Tareas del ejercicio
1. Traduce al inglés esta oración del artículo de Ahora sobre el habla: "Y no me refiero principalmente al uso de ciertos vocablos o acepciones corrientes de ellos, sino a modos de construcción."
2. Según el artículo de Ahora sobre el habla, ¿qué importancia defendía un texto publicado antes en ese mismo lugar?
3. Retoma el artículo de Ahora sobre el habla y continúalo a partir de su última oración.

------ Fragmento ------

Ahora (Madrid), 22 de mayo de 1935
No hace mucho tiempo publiqué aquí mismo un artículo sobre la importancia de enseñar a leer en voz alta, con los oídos y no sólo con los ojos, a los jóvenes españoles. El artículo fue muy comentado —me consta— y se reprodujo en algunos periódicos americanos. Y hoy tengo que volver sobre uno de mis temas análogos favoritos, y es el de que la gente se oiga cuando habla, se entere de cómo suele decir las cosas, que con frecuencia no se da cuenta de ello. Y no para que se corrija, no, sino para que tenga conciencia —que es más que conocimiento— de su propia habla. Pues estoy harto de observar cómo a muchos les parece oscuro o enrevesado un giro que es el que espontáneamente emplean ellos mismos cuando no se violentan esforzándose por hablar lengua escrita. Y no me refiero principalmente al uso de ciertos vocablos o acepciones corrientes de ellos, sino a modos de construcción.

------ Datos proporcionados ------

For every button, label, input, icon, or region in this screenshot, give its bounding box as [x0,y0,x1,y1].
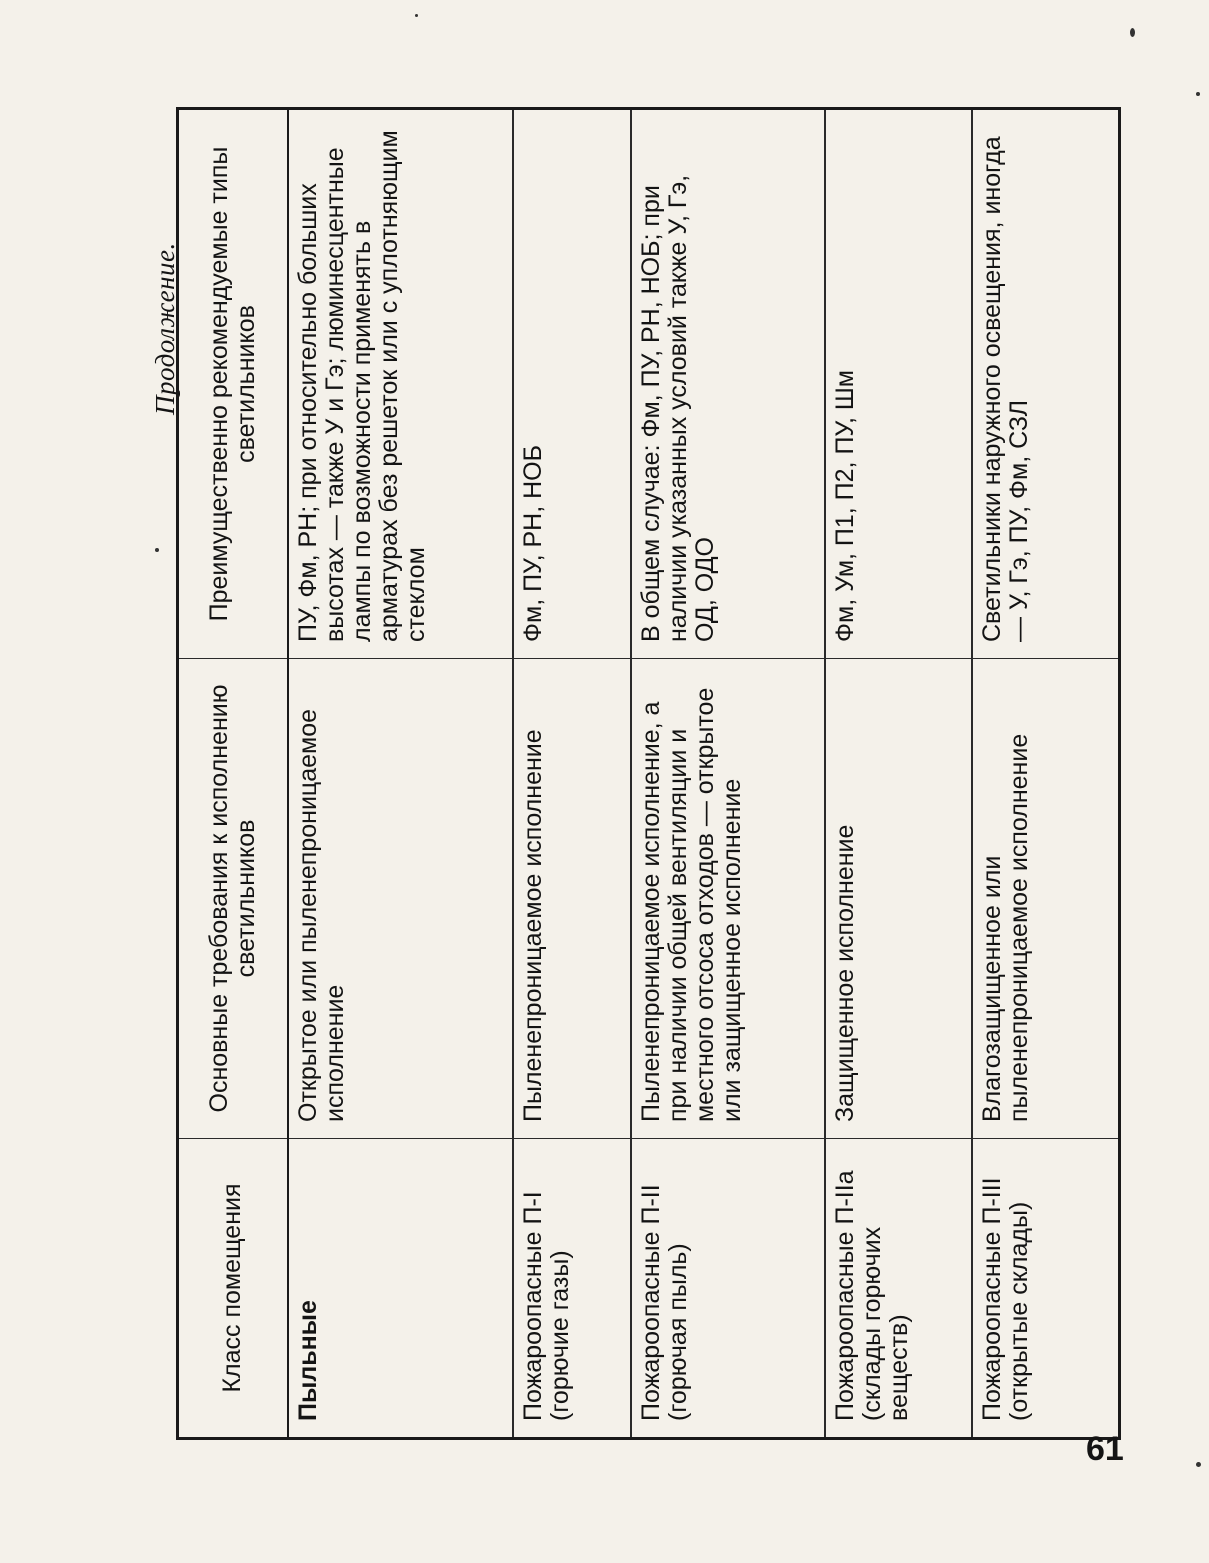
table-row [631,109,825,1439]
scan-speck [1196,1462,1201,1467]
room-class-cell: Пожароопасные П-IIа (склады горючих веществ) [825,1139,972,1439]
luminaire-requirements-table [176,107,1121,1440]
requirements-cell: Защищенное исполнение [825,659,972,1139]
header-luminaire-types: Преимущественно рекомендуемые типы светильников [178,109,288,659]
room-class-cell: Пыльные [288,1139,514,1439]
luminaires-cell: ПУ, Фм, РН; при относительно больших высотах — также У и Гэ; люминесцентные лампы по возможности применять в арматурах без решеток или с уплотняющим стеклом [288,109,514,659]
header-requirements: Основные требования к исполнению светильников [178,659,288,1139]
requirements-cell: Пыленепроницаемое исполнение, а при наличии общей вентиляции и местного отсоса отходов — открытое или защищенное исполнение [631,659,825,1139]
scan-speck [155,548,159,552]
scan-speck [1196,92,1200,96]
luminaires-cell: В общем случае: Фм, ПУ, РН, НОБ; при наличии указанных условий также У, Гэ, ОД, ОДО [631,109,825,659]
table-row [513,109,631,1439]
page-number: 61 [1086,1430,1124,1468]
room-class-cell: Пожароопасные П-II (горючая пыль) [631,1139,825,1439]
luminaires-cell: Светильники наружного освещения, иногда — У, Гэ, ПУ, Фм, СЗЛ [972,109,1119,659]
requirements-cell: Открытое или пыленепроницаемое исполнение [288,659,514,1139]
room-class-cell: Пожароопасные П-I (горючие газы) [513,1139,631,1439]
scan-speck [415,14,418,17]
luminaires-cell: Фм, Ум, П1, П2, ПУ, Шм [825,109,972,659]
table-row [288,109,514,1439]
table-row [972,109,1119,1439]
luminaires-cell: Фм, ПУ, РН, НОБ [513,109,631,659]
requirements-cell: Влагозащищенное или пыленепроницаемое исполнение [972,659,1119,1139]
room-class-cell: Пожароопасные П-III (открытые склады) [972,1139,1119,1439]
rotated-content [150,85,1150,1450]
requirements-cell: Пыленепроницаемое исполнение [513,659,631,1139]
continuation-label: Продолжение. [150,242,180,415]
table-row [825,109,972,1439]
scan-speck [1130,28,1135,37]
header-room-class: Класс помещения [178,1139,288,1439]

------

Respuestas del ejercicio
1. And I am not referring mainly to the use of certain words or their common meanings, but to ways of construction.

2. La de enseñar a los jóvenes españoles a leer en voz alta, con los oídos y no sólo con los ojos.

3.
En cuanto a lo de vocablos y sentidos de ellos, sigo recibiendo consultas, las más de las cuales se refieren a usos regionales, comarcales o locales de un término cualquiera. Y tengo que repetirles siempre lo mismo, y es que cuando una expresión es aceptada en un lugar cualquiera es dialectal —esto es, conversacional— de su habla; es en ese lugar perfectamente sana. Vaya un ejemplo. Hace poco un joven de Santa Cruz de Almería me preguntaba si está bien dicho “hablar callando”, como, según él, se dice y es corriente en toda aquella provincia. Y fuera de ella, agrego yo. Para ese curioso joven la tal expresión es paradójica —¡ya salió aquello!—, pues supone que callar es lo contrario de hablar, es dejar de hablar —como el latín “tacere” y el francés “taire”—, cuando originariamente es bajar la voz. Un sentido análogo al que suele tomar, a las veces, el verbo “callar”. Se dice también, verbigracia: “Me lo dijo muy callandito”. (¡Estos tan expresivos diminutivos de gerundios!) Bajar la voz, callarla, es lo contrario de alzarla. Aunque luego haya sustituido callar a silenciar. Callandito es como, según la Escritura, nos llega Dios, y no tronando; como un susurro (“sibilus”, según la Vulgata). Y así se viene la muerte… “¡tan callando!”, dice la copla inmortal. No en silencio, no, sino susurrándonos al oído como soplo que se apaga. Y en cuanto a que la expresión “hablar callando” sea paradójica, ¡bueno!; ¿es que no es paradójico el lenguaje vivo o hablado todo? Si al habla popular, convencional, dialéctica, se le quitan las paradojas, las parábolas y los contrasentidos, ¿qué le queda de vivo? Casi todo lo demás es mera letra, que mata, y no espíritu, que vivifica.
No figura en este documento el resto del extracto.